In the entries below, count the lines holding "selected". Reply with the number only.

───── STORED ROWS ─────

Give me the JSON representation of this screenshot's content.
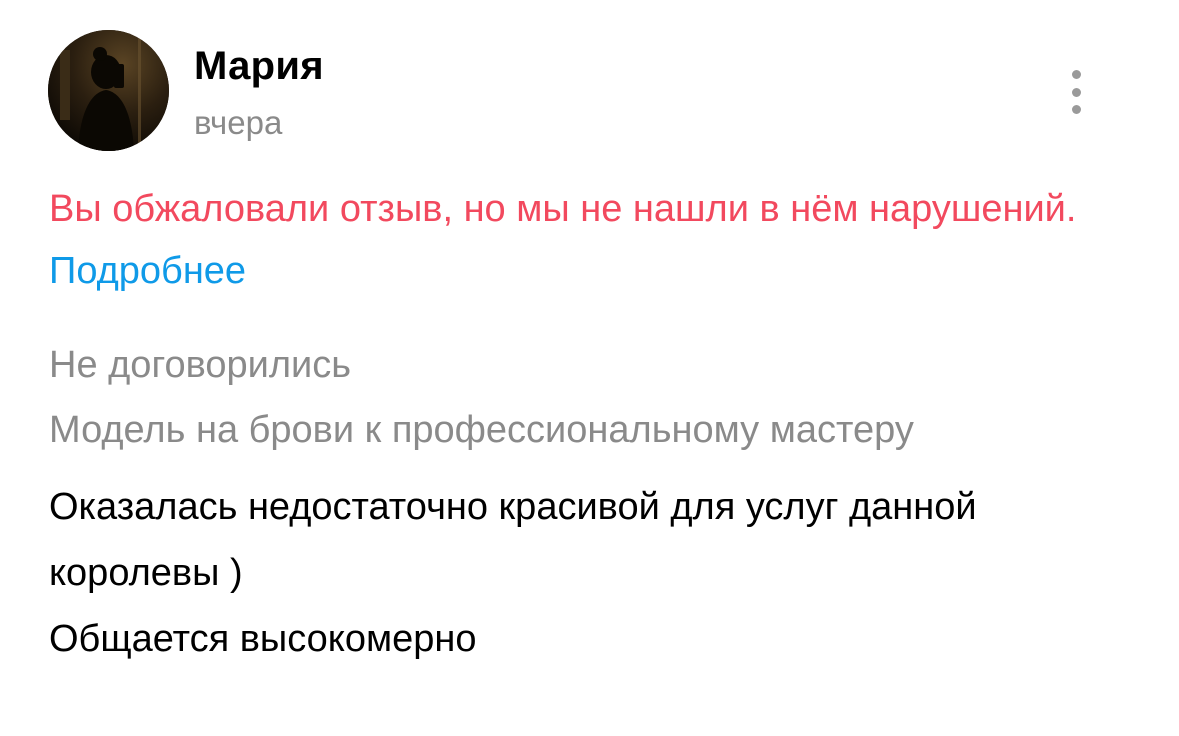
{
  "review": {
    "author": {
      "name": "Мария",
      "avatar_icon": "user-avatar-photo"
    },
    "date": "вчера",
    "menu_icon": "more-vertical-icon",
    "appeal": {
      "message": "Вы обжаловали отзыв, но мы не нашли в нём нарушений.",
      "link_label": "Подробнее",
      "message_color": "#f2495e",
      "link_color": "#0f9ae8"
    },
    "deal_status": "Не договорились",
    "service": "Модель на брови к профессиональному мастеру",
    "text_lines": [
      "Оказалась недостаточно красивой для услуг данной королевы )",
      "Общается высокомерно"
    ]
  }
}
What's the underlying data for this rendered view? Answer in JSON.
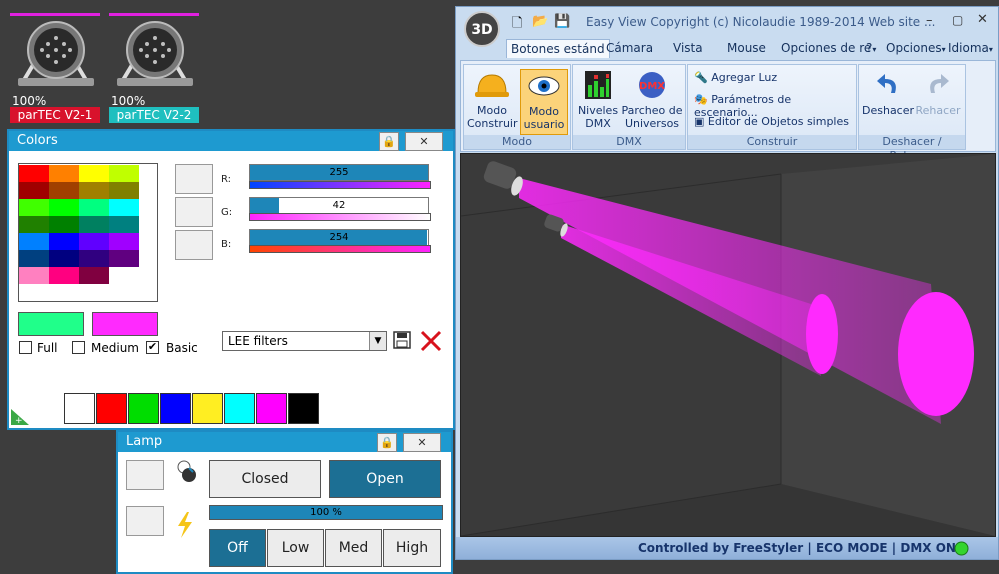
{
  "fixtures": [
    {
      "percent": "100%",
      "name": "parTEC V2-1",
      "color": "#d8122c"
    },
    {
      "percent": "100%",
      "name": "parTEC V2-2",
      "color": "#1fbfbf"
    }
  ],
  "colors_panel": {
    "title": "Colors",
    "grid_colors": [
      [
        "#ff0000",
        "#ff8000",
        "#ffff00",
        "#c0ff00"
      ],
      [
        "#a00000",
        "#a04000",
        "#a08000",
        "#808000"
      ],
      [
        "#40ff00",
        "#00ff00",
        "#00ff80",
        "#00ffff"
      ],
      [
        "#208000",
        "#008000",
        "#008060",
        "#008080"
      ],
      [
        "#0080ff",
        "#0000ff",
        "#6000ff",
        "#a000ff"
      ],
      [
        "#004080",
        "#000080",
        "#300080",
        "#600080"
      ],
      [
        "#ff80c0",
        "#ff0080",
        "#800040",
        "#ffffff"
      ]
    ],
    "rgb": {
      "r": {
        "label": "R:",
        "value": "255",
        "fraction": 1.0
      },
      "g": {
        "label": "G:",
        "value": "42",
        "fraction": 0.165
      },
      "b": {
        "label": "B:",
        "value": "254",
        "fraction": 0.996
      }
    },
    "current_color": "#20ff8a",
    "target_color": "#ff2afe",
    "checkboxes": [
      {
        "label": "Full",
        "checked": false
      },
      {
        "label": "Medium",
        "checked": false
      },
      {
        "label": "Basic",
        "checked": true
      }
    ],
    "filter_select": "LEE filters",
    "palette": [
      "#ffffff",
      "#ff0000",
      "#00dd00",
      "#0000ff",
      "#ffee22",
      "#00ffff",
      "#ff00ff",
      "#000000"
    ]
  },
  "lamp_panel": {
    "title": "Lamp",
    "closed_label": "Closed",
    "open_label": "Open",
    "dimmer": {
      "value": "100 %",
      "fraction": 1.0
    },
    "modes": [
      "Off",
      "Low",
      "Med",
      "High"
    ]
  },
  "window": {
    "title": "Easy View   Copyright (c) Nicolaudie 1989-2014   Web site ...",
    "logo": "3D",
    "tabs": [
      "Botones estánd",
      "Cámara",
      "Vista",
      "Mouse",
      "Opciones de re"
    ],
    "help_label": "?",
    "options_label": "Opciones",
    "language_label": "Idioma",
    "groups": {
      "modo": {
        "caption": "Modo",
        "construir": "Modo Construir",
        "usuario": "Modo usuario"
      },
      "dmx": {
        "caption": "DMX",
        "niveles": "Niveles DMX",
        "parcheo": "Parcheo de Universos"
      },
      "construir": {
        "caption": "Construir",
        "items": [
          "Agregar Luz",
          "Parámetros de escenario...",
          "Editor de Objetos simples"
        ]
      },
      "deshacer": {
        "caption": "Deshacer / Rehacer",
        "undo": "Deshacer",
        "redo": "Rehacer"
      }
    },
    "status": "Controlled by FreeStyler   |   ECO MODE   |   DMX ON",
    "beam_color": "#ff2afe"
  }
}
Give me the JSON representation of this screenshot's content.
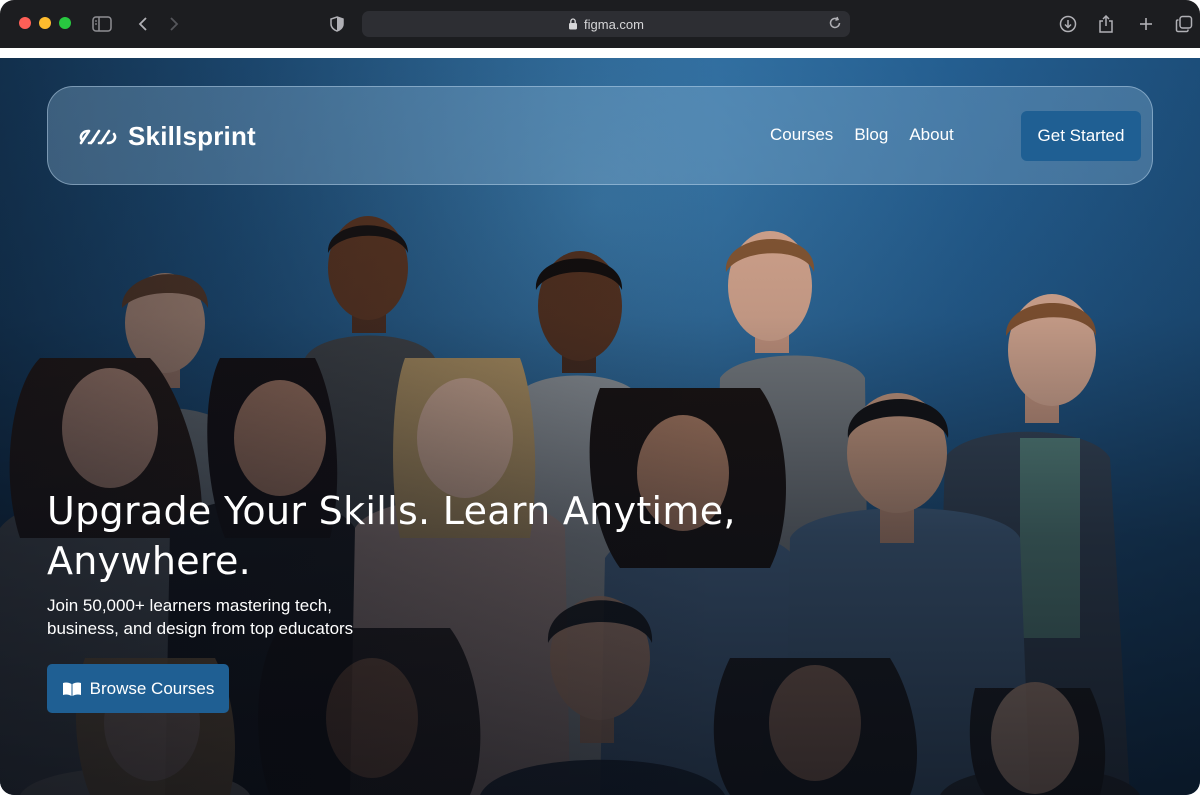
{
  "browser": {
    "url": "figma.com"
  },
  "nav": {
    "brand": "Skillsprint",
    "links": [
      "Courses",
      "Blog",
      "About"
    ],
    "cta_label": "Get Started"
  },
  "hero": {
    "title_line1": "Upgrade Your Skills. Learn Anytime,",
    "title_line2": "Anywhere.",
    "subtitle_line1": "Join 50,000+ learners mastering tech,",
    "subtitle_line2": "business, and design from top educators",
    "button_label": "Browse Courses",
    "button_icon": "book-icon"
  },
  "colors": {
    "accent": "#1f5f93",
    "background": "#245e90"
  }
}
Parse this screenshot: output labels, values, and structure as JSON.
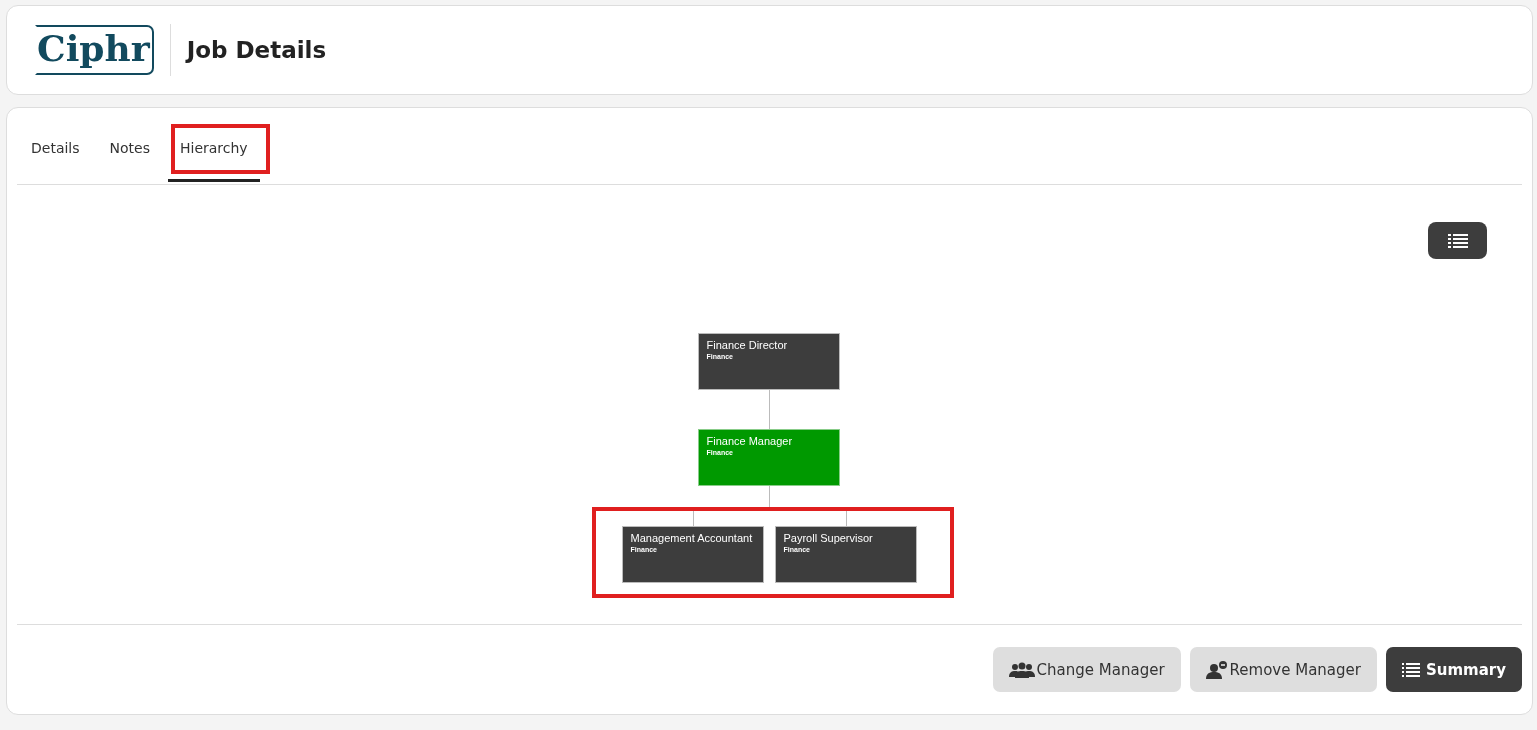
{
  "header": {
    "logo": "Ciphr",
    "title": "Job Details"
  },
  "tabs": [
    {
      "label": "Details",
      "selected": false
    },
    {
      "label": "Notes",
      "selected": false
    },
    {
      "label": "Hierarchy",
      "selected": true
    }
  ],
  "hierarchy": {
    "nodes": [
      {
        "title": "Finance Director",
        "department": "Finance",
        "selected": false,
        "children": [
          {
            "title": "Finance Manager",
            "department": "Finance",
            "selected": true,
            "children": [
              {
                "title": "Management Accountant",
                "department": "Finance",
                "selected": false
              },
              {
                "title": "Payroll Supervisor",
                "department": "Finance",
                "selected": false
              }
            ]
          }
        ]
      }
    ]
  },
  "buttons": [
    {
      "label": "Change Manager",
      "kind": "change"
    },
    {
      "label": "Remove Manager",
      "kind": "remove"
    },
    {
      "label": "Summary",
      "kind": "summary"
    }
  ]
}
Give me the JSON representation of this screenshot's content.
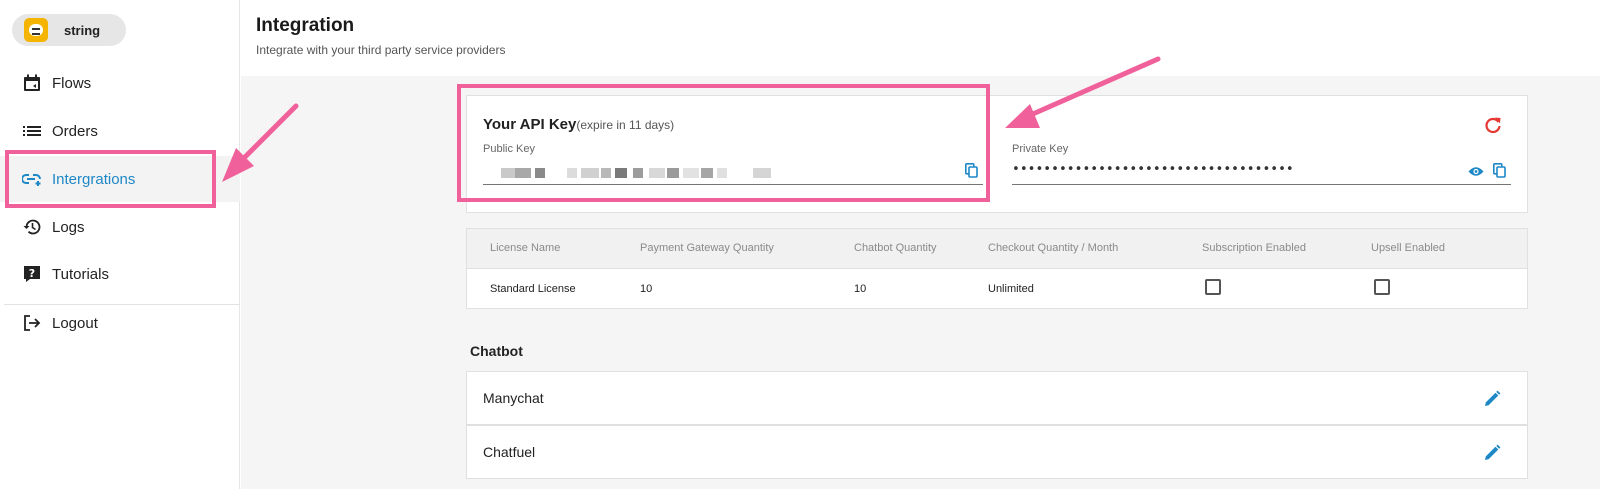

─────

▶ _RESULT FOR THIS TASK_
7